**WORK TO BE COMPLETED:** Track down the lines that contain "true" and copy them.

**EXERCISE MATERIALS:**
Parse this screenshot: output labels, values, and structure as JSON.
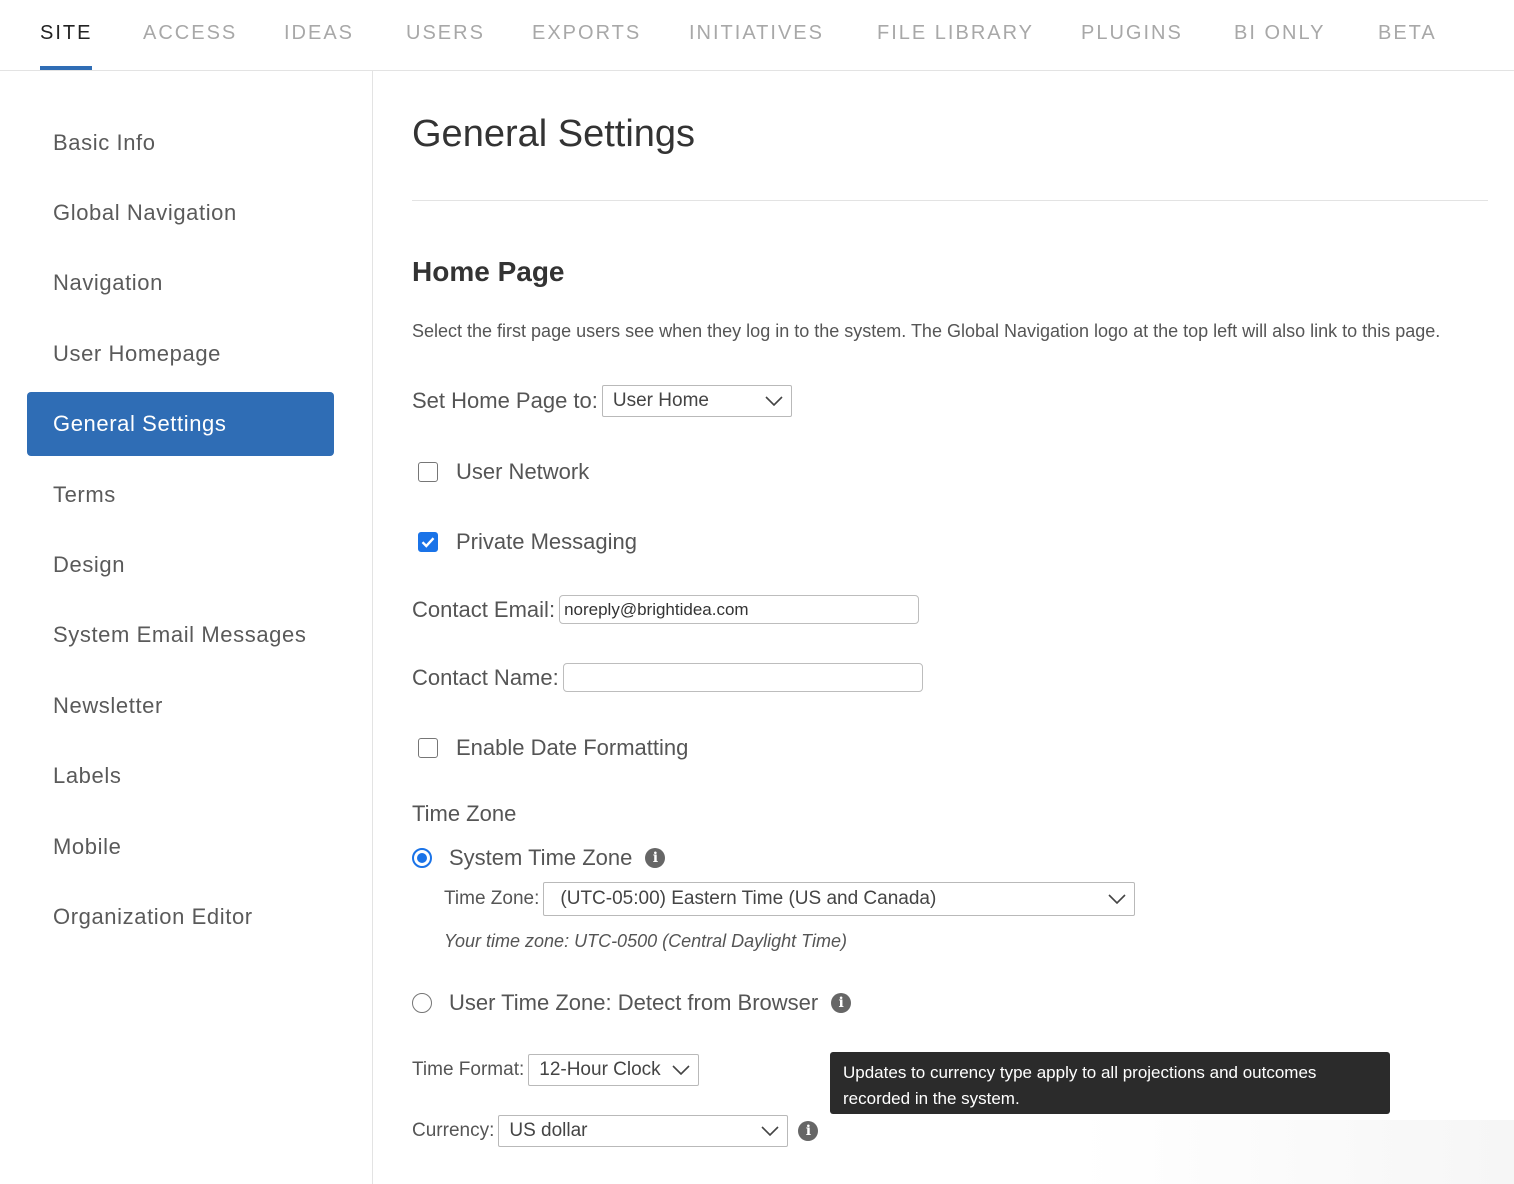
{
  "tabs": [
    {
      "label": "SITE",
      "active": true
    },
    {
      "label": "ACCESS"
    },
    {
      "label": "IDEAS"
    },
    {
      "label": "USERS"
    },
    {
      "label": "EXPORTS"
    },
    {
      "label": "INITIATIVES"
    },
    {
      "label": "FILE LIBRARY"
    },
    {
      "label": "PLUGINS"
    },
    {
      "label": "BI ONLY"
    },
    {
      "label": "BETA"
    }
  ],
  "sidebar": {
    "items": [
      {
        "label": "Basic Info"
      },
      {
        "label": "Global Navigation"
      },
      {
        "label": "Navigation"
      },
      {
        "label": "User Homepage"
      },
      {
        "label": "General Settings",
        "active": true
      },
      {
        "label": "Terms"
      },
      {
        "label": "Design"
      },
      {
        "label": "System Email Messages"
      },
      {
        "label": "Newsletter"
      },
      {
        "label": "Labels"
      },
      {
        "label": "Mobile"
      },
      {
        "label": "Organization Editor"
      }
    ]
  },
  "main": {
    "title": "General Settings",
    "section_title": "Home Page",
    "description": "Select the first page users see when they log in to the system. The Global Navigation logo at the top left will also link to this page.",
    "home_page_label": "Set Home Page to:",
    "home_page_value": "User Home",
    "user_network_label": "User Network",
    "user_network_checked": false,
    "private_messaging_label": "Private Messaging",
    "private_messaging_checked": true,
    "contact_email_label": "Contact Email:",
    "contact_email_value": "noreply@brightidea.com",
    "contact_name_label": "Contact Name:",
    "contact_name_value": "",
    "date_formatting_label": "Enable Date Formatting",
    "date_formatting_checked": false,
    "time_zone_heading": "Time Zone",
    "system_tz_label": "System Time Zone",
    "tz_select_label": "Time Zone:",
    "tz_select_value": "(UTC-05:00) Eastern Time (US and Canada)",
    "your_tz_note": "Your time zone: UTC-0500 (Central Daylight Time)",
    "user_tz_label": "User Time Zone: Detect from Browser",
    "time_format_label": "Time Format:",
    "time_format_value": "12-Hour Clock",
    "currency_label": "Currency:",
    "currency_value": "US dollar",
    "tooltip_text": "Updates to currency type apply to all projections and outcomes recorded in the system."
  },
  "colors": {
    "accent": "#2f6db5",
    "checkbox_blue": "#1a73e8",
    "tooltip_bg": "#2b2b2b"
  }
}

**COMPLETE ANSWER:**
      "active": true
        "active": true
    "private_messaging_checked": true,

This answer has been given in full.